Omit every picture, then give all the entries again exactly.

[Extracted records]

---------------

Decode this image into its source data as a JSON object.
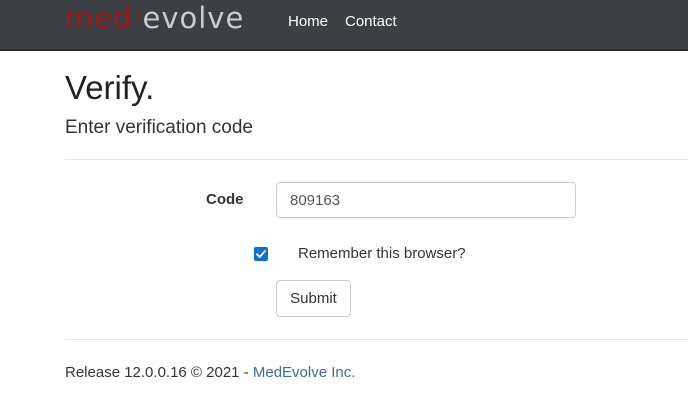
{
  "navbar": {
    "brand_med": "med",
    "brand_evolve": "evolve",
    "links": [
      {
        "label": "Home"
      },
      {
        "label": "Contact"
      }
    ],
    "colors": {
      "background": "#3c3f44",
      "brand_med": "#9b1b1e",
      "brand_evolve": "#c8ccd2"
    }
  },
  "main": {
    "title": "Verify.",
    "subtitle": "Enter verification code",
    "code_label": "Code",
    "code_value": "809163",
    "remember_label": "Remember this browser?",
    "remember_checked": true,
    "submit_label": "Submit"
  },
  "footer": {
    "release_text": "Release 12.0.0.16 © 2021 - ",
    "company_link": "MedEvolve Inc."
  },
  "colors": {
    "accent_checkbox": "#0b6fd6",
    "link": "#3a6d99"
  }
}
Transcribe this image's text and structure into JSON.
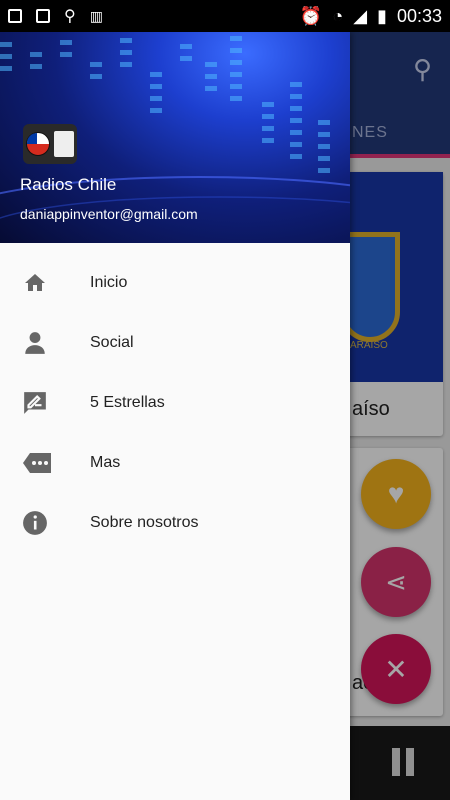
{
  "status_bar": {
    "time": "00:33"
  },
  "background": {
    "tab_partial": "NES",
    "card1_label": "aíso",
    "card2_label": "aca",
    "crest_text": "ARAISO"
  },
  "drawer": {
    "app_name": "Radios Chile",
    "email": "daniappinventor@gmail.com",
    "items": [
      {
        "label": "Inicio",
        "icon": "home-icon"
      },
      {
        "label": "Social",
        "icon": "person-icon"
      },
      {
        "label": "5 Estrellas",
        "icon": "rate-review-icon"
      },
      {
        "label": "Mas",
        "icon": "more-label-icon"
      },
      {
        "label": "Sobre nosotros",
        "icon": "info-icon"
      }
    ]
  },
  "colors": {
    "app_bar": "#233a7a",
    "tab_indicator": "#e0367a",
    "fab_heart": "#f4b21d",
    "fab_share": "#d4336c",
    "fab_close": "#d4145a"
  }
}
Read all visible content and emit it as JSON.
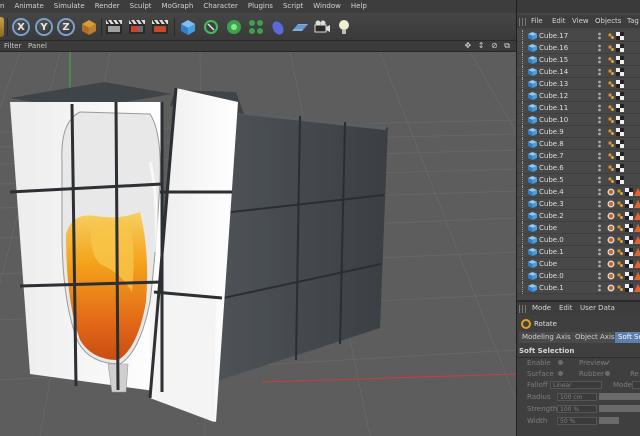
{
  "app": {
    "menu": [
      "n",
      "Animate",
      "Simulate",
      "Render",
      "Sculpt",
      "MoGraph",
      "Character",
      "Plugins",
      "Script",
      "Window",
      "Help"
    ]
  },
  "toolbar": {
    "axis_x": "X",
    "axis_y": "Y",
    "axis_z": "Z"
  },
  "viewport": {
    "menu": [
      "Filter",
      "Panel"
    ],
    "nav_icons": "✥ ↕ ⊘ ⧉"
  },
  "objects_panel": {
    "menu": [
      "File",
      "Edit",
      "View",
      "Objects",
      "Tag"
    ],
    "items": [
      {
        "name": "Cube.17",
        "tags": 1
      },
      {
        "name": "Cube.16",
        "tags": 1
      },
      {
        "name": "Cube.15",
        "tags": 1
      },
      {
        "name": "Cube.14",
        "tags": 1
      },
      {
        "name": "Cube.13",
        "tags": 1
      },
      {
        "name": "Cube.12",
        "tags": 1
      },
      {
        "name": "Cube.11",
        "tags": 1
      },
      {
        "name": "Cube.10",
        "tags": 1
      },
      {
        "name": "Cube.9",
        "tags": 1
      },
      {
        "name": "Cube.8",
        "tags": 1
      },
      {
        "name": "Cube.7",
        "tags": 1
      },
      {
        "name": "Cube.6",
        "tags": 1
      },
      {
        "name": "Cube.5",
        "tags": 1
      },
      {
        "name": "Cube.4",
        "tags": 3
      },
      {
        "name": "Cube.3",
        "tags": 3
      },
      {
        "name": "Cube.2",
        "tags": 3
      },
      {
        "name": "Cube",
        "tags": 3
      },
      {
        "name": "Cube.0",
        "tags": 3
      },
      {
        "name": "Cube.1",
        "tags": 3
      },
      {
        "name": "Cube",
        "tags": 3
      },
      {
        "name": "Cube.0",
        "tags": 3
      },
      {
        "name": "Cube.1",
        "tags": 3
      }
    ]
  },
  "attributes": {
    "menu": [
      "Mode",
      "Edit",
      "User Data"
    ],
    "tool_name": "Rotate",
    "tabs": [
      "Modeling Axis",
      "Object Axis",
      "Soft Se"
    ],
    "active_tab": 2,
    "section": "Soft Selection",
    "enable_label": "Enable",
    "preview_label": "Preview",
    "preview_check": "✓",
    "surface_label": "Surface",
    "rubber_label": "Rubber",
    "re_label": "Re",
    "falloff_label": "Falloff",
    "falloff_value": "Linear",
    "mode_label": "Mode",
    "radius_label": "Radius",
    "radius_value": "100 cm",
    "strength_label": "Strength",
    "strength_value": "100 %",
    "width_label": "Width",
    "width_value": "50 %"
  },
  "colors": {
    "accent": "#5b7fae",
    "panel_bg": "#464646",
    "viewport_bg": "#5d5d5d",
    "axis_x": "#d04040",
    "axis_y": "#40b040"
  }
}
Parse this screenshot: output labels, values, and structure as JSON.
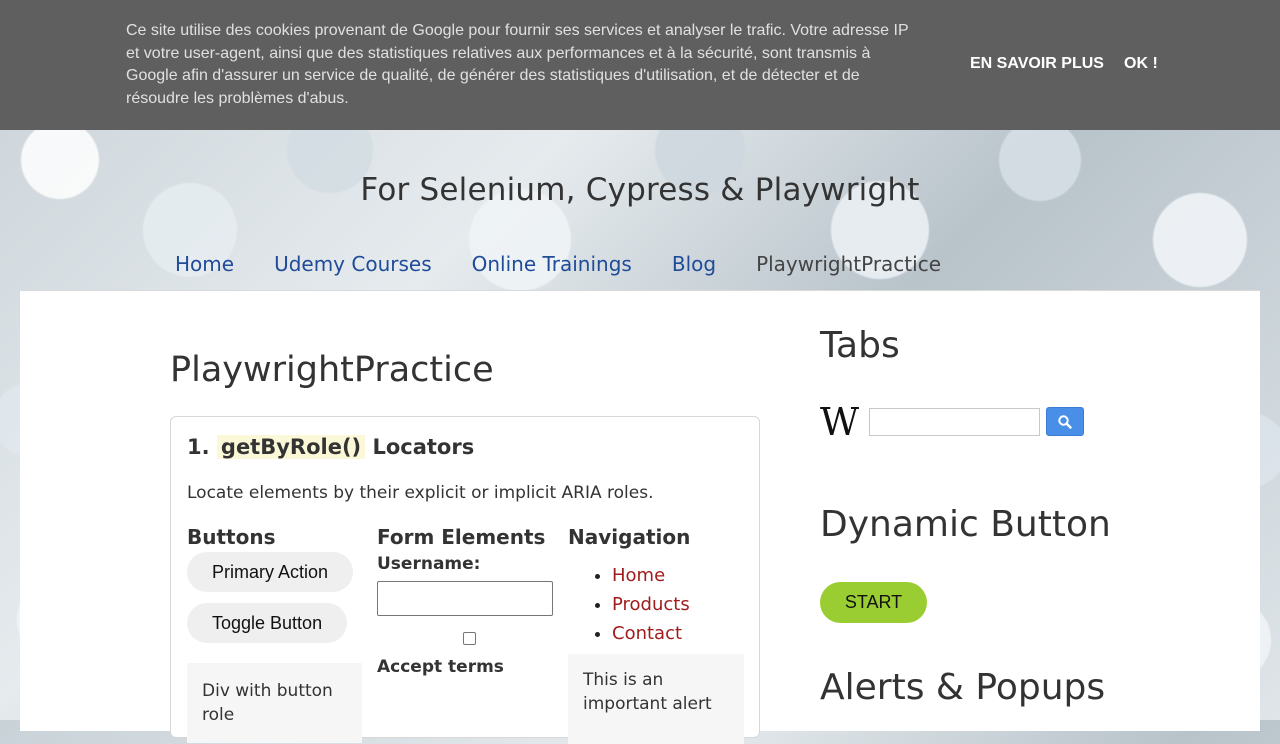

---------------

**Exercise answer:**
Decode this image into its source data as a JSON object.
{
  "navbar": {
    "brand_med": "med",
    "brand_evolve": "evolve",
    "links": [
      {
        "label": "Home"
      },
      {
        "label": "Contact"
      }
    ],
    "colors": {
      "background": "#3c3f44",
      "brand_med": "#9b1b1e",
      "brand_evolve": "#c8ccd2"
    }
  },
  "main": {
    "title": "Verify.",
    "subtitle": "Enter verification code",
    "code_label": "Code",
    "code_value": "809163",
    "remember_label": "Remember this browser?",
    "remember_checked": true,
    "submit_label": "Submit"
  },
  "footer": {
    "release_text": "Release 12.0.0.16 © 2021 - ",
    "company_link": "MedEvolve Inc."
  },
  "colors": {
    "accent_checkbox": "#0b6fd6",
    "link": "#3a6d99"
  }
}
Transcribe this image's text and structure into JSON.
{
  "status_bar": {
    "time": "00:33"
  },
  "background": {
    "tab_partial": "NES",
    "card1_label": "aíso",
    "card2_label": "aca",
    "crest_text": "ARAISO"
  },
  "drawer": {
    "app_name": "Radios Chile",
    "email": "daniappinventor@gmail.com",
    "items": [
      {
        "label": "Inicio",
        "icon": "home-icon"
      },
      {
        "label": "Social",
        "icon": "person-icon"
      },
      {
        "label": "5 Estrellas",
        "icon": "rate-review-icon"
      },
      {
        "label": "Mas",
        "icon": "more-label-icon"
      },
      {
        "label": "Sobre nosotros",
        "icon": "info-icon"
      }
    ]
  },
  "colors": {
    "app_bar": "#233a7a",
    "tab_indicator": "#e0367a",
    "fab_heart": "#f4b21d",
    "fab_share": "#d4336c",
    "fab_close": "#d4145a"
  }
}
Read all visible content and emit it as JSON.
{
  "app": {
    "menu": [
      "n",
      "Animate",
      "Simulate",
      "Render",
      "Sculpt",
      "MoGraph",
      "Character",
      "Plugins",
      "Script",
      "Window",
      "Help"
    ]
  },
  "toolbar": {
    "axis_x": "X",
    "axis_y": "Y",
    "axis_z": "Z"
  },
  "viewport": {
    "menu": [
      "Filter",
      "Panel"
    ],
    "nav_icons": "✥ ↕ ⊘ ⧉"
  },
  "objects_panel": {
    "menu": [
      "File",
      "Edit",
      "View",
      "Objects",
      "Tag"
    ],
    "items": [
      {
        "name": "Cube.17",
        "tags": 1
      },
      {
        "name": "Cube.16",
        "tags": 1
      },
      {
        "name": "Cube.15",
        "tags": 1
      },
      {
        "name": "Cube.14",
        "tags": 1
      },
      {
        "name": "Cube.13",
        "tags": 1
      },
      {
        "name": "Cube.12",
        "tags": 1
      },
      {
        "name": "Cube.11",
        "tags": 1
      },
      {
        "name": "Cube.10",
        "tags": 1
      },
      {
        "name": "Cube.9",
        "tags": 1
      },
      {
        "name": "Cube.8",
        "tags": 1
      },
      {
        "name": "Cube.7",
        "tags": 1
      },
      {
        "name": "Cube.6",
        "tags": 1
      },
      {
        "name": "Cube.5",
        "tags": 1
      },
      {
        "name": "Cube.4",
        "tags": 3
      },
      {
        "name": "Cube.3",
        "tags": 3
      },
      {
        "name": "Cube.2",
        "tags": 3
      },
      {
        "name": "Cube",
        "tags": 3
      },
      {
        "name": "Cube.0",
        "tags": 3
      },
      {
        "name": "Cube.1",
        "tags": 3
      },
      {
        "name": "Cube",
        "tags": 3
      },
      {
        "name": "Cube.0",
        "tags": 3
      },
      {
        "name": "Cube.1",
        "tags": 3
      }
    ]
  },
  "attributes": {
    "menu": [
      "Mode",
      "Edit",
      "User Data"
    ],
    "tool_name": "Rotate",
    "tabs": [
      "Modeling Axis",
      "Object Axis",
      "Soft Se"
    ],
    "active_tab": 2,
    "section": "Soft Selection",
    "enable_label": "Enable",
    "preview_label": "Preview",
    "preview_check": "✓",
    "surface_label": "Surface",
    "rubber_label": "Rubber",
    "re_label": "Re",
    "falloff_label": "Falloff",
    "falloff_value": "Linear",
    "mode_label": "Mode",
    "radius_label": "Radius",
    "radius_value": "100 cm",
    "strength_label": "Strength",
    "strength_value": "100 %",
    "width_label": "Width",
    "width_value": "50 %"
  },
  "colors": {
    "accent": "#5b7fae",
    "panel_bg": "#464646",
    "viewport_bg": "#5d5d5d",
    "axis_x": "#d04040",
    "axis_y": "#40b040"
  }
}
Parse this screenshot: output labels, values, and structure as JSON.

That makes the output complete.